DO THIS:
Copy out all lines that carry the word "سارے".

EXTRACTED MATERIAL:
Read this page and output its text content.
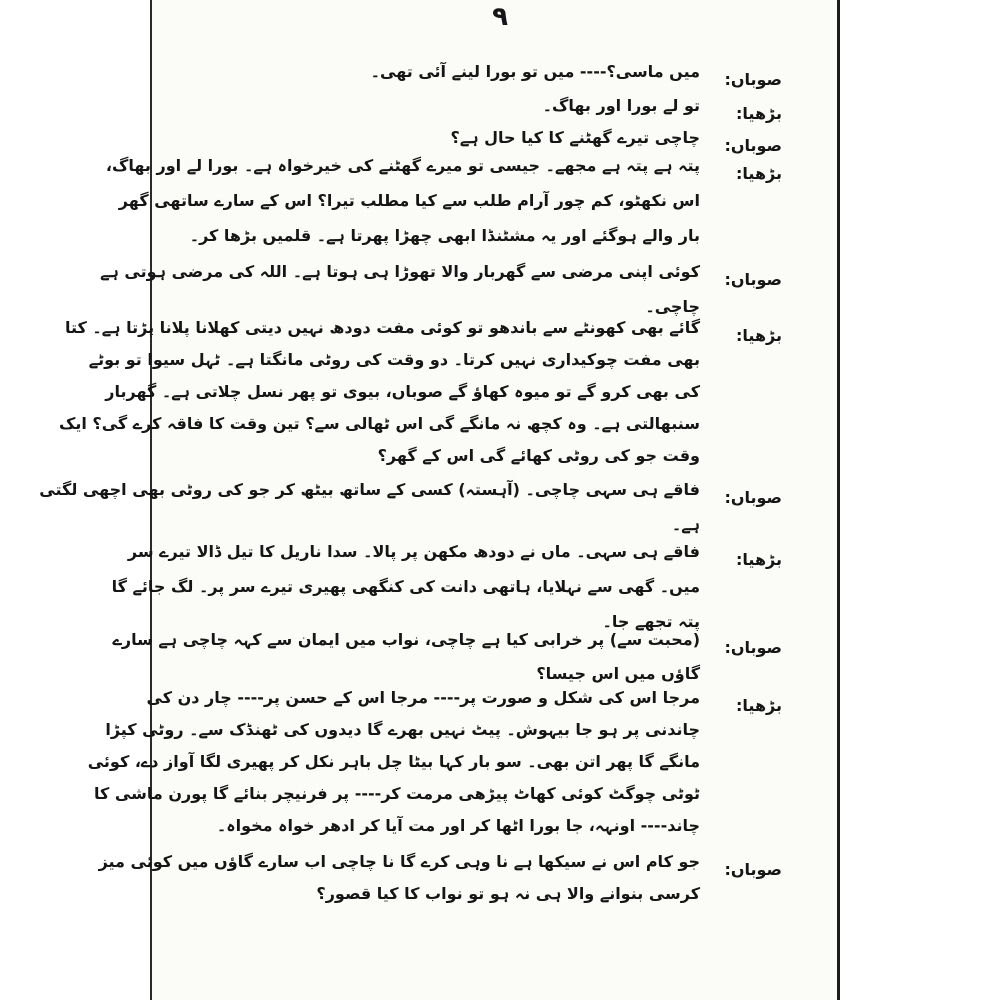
۹
صوباں:
میں ماسی؟---- میں تو بورا لینے آئی تھی۔
بڑھیا:
تو لے بورا اور بھاگ۔
صوباں:
چاچی تیرے گھٹنے کا کیا حال ہے؟
بڑھیا:
پتہ ہے پتہ ہے مجھے۔ جیسی تو میرے گھٹنے کی خیرخواہ ہے۔ بورا لے اور بھاگ،
اس نکھٹو، کم چور آرام طلب سے کیا مطلب تیرا؟ اس کے سارے ساتھی گھر
بار والے ہوگئے اور یہ مشٹنڈا ابھی چھڑا پھرتا ہے۔ قلمیں بڑھا کر۔
صوباں:
کوئی اپنی مرضی سے گھربار والا تھوڑا ہی ہوتا ہے۔ اللہ کی مرضی ہوتی ہے
چاچی۔
بڑھیا:
گائے بھی کھونٹے سے باندھو تو کوئی مفت دودھ نہیں دیتی کھلانا پلانا پڑتا ہے۔ کتا
بھی مفت چوکیداری نہیں کرتا۔ دو وقت کی روٹی مانگتا ہے۔ ٹہل سیوا تو بوٹے
کی بھی کرو گے تو میوہ کھاؤ گے صوباں، بیوی تو پھر نسل چلاتی ہے۔ گھربار
سنبھالتی ہے۔ وہ کچھ نہ مانگے گی اس ٹھالی سے؟ تین وقت کا فاقہ کرے گی؟ ایک
وقت جو کی روٹی کھائے گی اس کے گھر؟
صوباں:
فاقے ہی سہی چاچی۔ (آہستہ) کسی کے ساتھ بیٹھ کر جو کی روٹی بھی اچھی لگتی
ہے۔
بڑھیا:
فاقے ہی سہی۔ ماں نے دودھ مکھن پر پالا۔ سدا ناریل کا تیل ڈالا تیرے سر
میں۔ گھی سے نہلایا، ہاتھی دانت کی کنگھی پھیری تیرے سر پر۔ لگ جائے گا
پتہ تجھے جا۔
صوباں:
(محبت سے) پر خرابی کیا ہے چاچی، نواب میں ایمان سے کہہ چاچی ہے سارے
گاؤں میں اس جیسا؟
بڑھیا:
مرجا اس کی شکل و صورت پر---- مرجا اس کے حسن پر---- چار دن کی
چاندنی پر ہو جا بیہوش۔ پیٹ نہیں بھرے گا دیدوں کی ٹھنڈک سے۔ روٹی کپڑا
مانگے گا پھر اتن بھی۔ سو بار کہا بیٹا چل باہر نکل کر پھیری لگا آواز دے، کوئی
ٹوٹی چوگٹ کوئی کھاٹ پیڑھی مرمت کر---- پر فرنیچر بنائے گا پورن ماشی کا
چاند---- اونہہ، جا بورا اٹھا کر اور مت آیا کر ادھر خواہ مخواہ۔
صوباں:
جو کام اس نے سیکھا ہے نا وہی کرے گا نا چاچی اب سارے گاؤں میں کوئی میز
کرسی بنوانے والا ہی نہ ہو تو نواب کا کیا قصور؟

CORRECT RESULT:
اس نکھٹو، کم چور آرام طلب سے کیا مطلب تیرا؟ اس کے سارے ساتھی گھر
(محبت سے) پر خرابی کیا ہے چاچی، نواب میں ایمان سے کہہ چاچی ہے سارے
جو کام اس نے سیکھا ہے نا وہی کرے گا نا چاچی اب سارے گاؤں میں کوئی میز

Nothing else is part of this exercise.